:: Written exercise ::
Please reproduce every record, keeping each one exactly as written.

— Start —

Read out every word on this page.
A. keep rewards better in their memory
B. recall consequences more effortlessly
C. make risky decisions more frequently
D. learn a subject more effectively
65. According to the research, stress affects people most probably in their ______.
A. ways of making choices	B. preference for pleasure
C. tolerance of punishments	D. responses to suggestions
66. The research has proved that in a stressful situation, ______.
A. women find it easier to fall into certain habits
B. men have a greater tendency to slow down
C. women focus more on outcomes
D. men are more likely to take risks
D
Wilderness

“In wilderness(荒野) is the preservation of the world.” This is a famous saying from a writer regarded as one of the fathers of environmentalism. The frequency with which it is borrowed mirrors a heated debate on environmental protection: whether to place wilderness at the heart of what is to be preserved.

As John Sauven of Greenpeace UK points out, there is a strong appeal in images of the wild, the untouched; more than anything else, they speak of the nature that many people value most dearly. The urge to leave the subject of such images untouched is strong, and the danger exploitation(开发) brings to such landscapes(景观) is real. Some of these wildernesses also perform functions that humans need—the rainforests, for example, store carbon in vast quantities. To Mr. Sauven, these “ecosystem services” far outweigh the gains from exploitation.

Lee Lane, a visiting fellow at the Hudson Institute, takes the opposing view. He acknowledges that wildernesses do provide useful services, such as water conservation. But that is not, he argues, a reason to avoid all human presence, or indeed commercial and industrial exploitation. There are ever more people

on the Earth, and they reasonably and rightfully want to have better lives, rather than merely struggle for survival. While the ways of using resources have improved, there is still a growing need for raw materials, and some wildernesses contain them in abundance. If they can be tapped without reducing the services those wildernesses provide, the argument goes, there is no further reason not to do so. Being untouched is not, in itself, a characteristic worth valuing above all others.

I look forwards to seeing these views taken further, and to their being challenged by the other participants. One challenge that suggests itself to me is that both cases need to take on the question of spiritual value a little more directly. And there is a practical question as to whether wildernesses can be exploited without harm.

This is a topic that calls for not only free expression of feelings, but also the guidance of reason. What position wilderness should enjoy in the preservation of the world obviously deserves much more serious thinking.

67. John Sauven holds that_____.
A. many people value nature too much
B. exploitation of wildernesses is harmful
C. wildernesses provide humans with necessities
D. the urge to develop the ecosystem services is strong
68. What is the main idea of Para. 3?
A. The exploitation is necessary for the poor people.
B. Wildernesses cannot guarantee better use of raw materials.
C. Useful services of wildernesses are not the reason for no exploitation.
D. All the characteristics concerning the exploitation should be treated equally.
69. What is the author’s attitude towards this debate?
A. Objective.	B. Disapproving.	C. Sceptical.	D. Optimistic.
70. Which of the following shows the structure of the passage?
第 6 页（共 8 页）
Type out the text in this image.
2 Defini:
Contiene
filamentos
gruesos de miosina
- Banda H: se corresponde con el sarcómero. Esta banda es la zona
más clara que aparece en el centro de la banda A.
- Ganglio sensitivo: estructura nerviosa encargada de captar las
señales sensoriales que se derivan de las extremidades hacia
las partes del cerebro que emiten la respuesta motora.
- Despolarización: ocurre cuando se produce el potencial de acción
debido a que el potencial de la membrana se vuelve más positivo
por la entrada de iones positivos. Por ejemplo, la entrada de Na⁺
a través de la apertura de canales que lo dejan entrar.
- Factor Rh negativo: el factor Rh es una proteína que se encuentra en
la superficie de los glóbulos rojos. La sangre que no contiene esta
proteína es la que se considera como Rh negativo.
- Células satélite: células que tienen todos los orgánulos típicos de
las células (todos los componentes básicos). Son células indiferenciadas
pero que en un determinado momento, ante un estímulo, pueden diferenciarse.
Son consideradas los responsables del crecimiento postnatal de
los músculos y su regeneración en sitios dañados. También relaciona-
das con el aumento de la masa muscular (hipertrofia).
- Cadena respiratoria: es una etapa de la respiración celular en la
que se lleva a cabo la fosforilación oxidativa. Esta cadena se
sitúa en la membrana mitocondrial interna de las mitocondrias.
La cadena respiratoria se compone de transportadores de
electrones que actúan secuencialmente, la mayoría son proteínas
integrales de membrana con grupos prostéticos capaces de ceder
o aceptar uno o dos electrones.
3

— End —

:: Result ::
Read out every word on this page.
A. keep rewards better in their memory
B. recall consequences more effortlessly
C. make risky decisions more frequently
D. learn a subject more effectively
65. According to the research, stress affects people most probably in their ______.
A. ways of making choices	B. preference for pleasure
C. tolerance of punishments	D. responses to suggestions
66. The research has proved that in a stressful situation, ______.
A. women find it easier to fall into certain habits
B. men have a greater tendency to slow down
C. women focus more on outcomes
D. men are more likely to take risks
D
Wilderness

“In wilderness(荒野) is the preservation of the world.” This is a famous saying from a writer regarded as one of the fathers of environmentalism. The frequency with which it is borrowed mirrors a heated debate on environmental protection: whether to place wilderness at the heart of what is to be preserved.

As John Sauven of Greenpeace UK points out, there is a strong appeal in images of the wild, the untouched; more than anything else, they speak of the nature that many people value most dearly. The urge to leave the subject of such images untouched is strong, and the danger exploitation(开发) brings to such landscapes(景观) is real. Some of these wildernesses also perform functions that humans need—the rainforests, for example, store carbon in vast quantities. To Mr. Sauven, these “ecosystem services” far outweigh the gains from exploitation.

Lee Lane, a visiting fellow at the Hudson Institute, takes the opposing view. He acknowledges that wildernesses do provide useful services, such as water conservation. But that is not, he argues, a reason to avoid all human presence, or indeed commercial and industrial exploitation. There are ever more people

on the Earth, and they reasonably and rightfully want to have better lives, rather than merely struggle for survival. While the ways of using resources have improved, there is still a growing need for raw materials, and some wildernesses contain them in abundance. If they can be tapped without reducing the services those wildernesses provide, the argument goes, there is no further reason not to do so. Being untouched is not, in itself, a characteristic worth valuing above all others.

I look forwards to seeing these views taken further, and to their being challenged by the other participants. One challenge that suggests itself to me is that both cases need to take on the question of spiritual value a little more directly. And there is a practical question as to whether wildernesses can be exploited without harm.

This is a topic that calls for not only free expression of feelings, but also the guidance of reason. What position wilderness should enjoy in the preservation of the world obviously deserves much more serious thinking.

67. John Sauven holds that_____.
A. many people value nature too much
B. exploitation of wildernesses is harmful
C. wildernesses provide humans with necessities
D. the urge to develop the ecosystem services is strong
68. What is the main idea of Para. 3?
A. The exploitation is necessary for the poor people.
B. Wildernesses cannot guarantee better use of raw materials.
C. Useful services of wildernesses are not the reason for no exploitation.
D. All the characteristics concerning the exploitation should be treated equally.
69. What is the author’s attitude towards this debate?
A. Objective.	B. Disapproving.	C. Sceptical.	D. Optimistic.
70. Which of the following shows the structure of the passage?
第 6 页（共 8 页）
Type out the text in this image.
2 Defini:
Contiene
filamentos
gruesos de miosina
- Banda H: se corresponde con el sarcómero. Esta banda es la zona
más clara que aparece en el centro de la banda A.
- Ganglio sensitivo: estructura nerviosa encargada de captar las
señales sensoriales que se derivan de las extremidades hacia
las partes del cerebro que emiten la respuesta motora.
- Despolarización: ocurre cuando se produce el potencial de acción
debido a que el potencial de la membrana se vuelve más positivo
por la entrada de iones positivos. Por ejemplo, la entrada de Na⁺
a través de la apertura de canales que lo dejan entrar.
- Factor Rh negativo: el factor Rh es una proteína que se encuentra en
la superficie de los glóbulos rojos. La sangre que no contiene esta
proteína es la que se considera como Rh negativo.
- Células satélite: células que tienen todos los orgánulos típicos de
las células (todos los componentes básicos). Son células indiferenciadas
pero que en un determinado momento, ante un estímulo, pueden diferenciarse.
Son consideradas los responsables del crecimiento postnatal de
los músculos y su regeneración en sitios dañados. También relaciona-
das con el aumento de la masa muscular (hipertrofia).
- Cadena respiratoria: es una etapa de la respiración celular en la
que se lleva a cabo la fosforilación oxidativa. Esta cadena se
sitúa en la membrana mitocondrial interna de las mitocondrias.
La cadena respiratoria se compone de transportadores de
electrones que actúan secuencialmente, la mayoría son proteínas
integrales de membrana con grupos prostéticos capaces de ceder
o aceptar uno o dos electrones.
3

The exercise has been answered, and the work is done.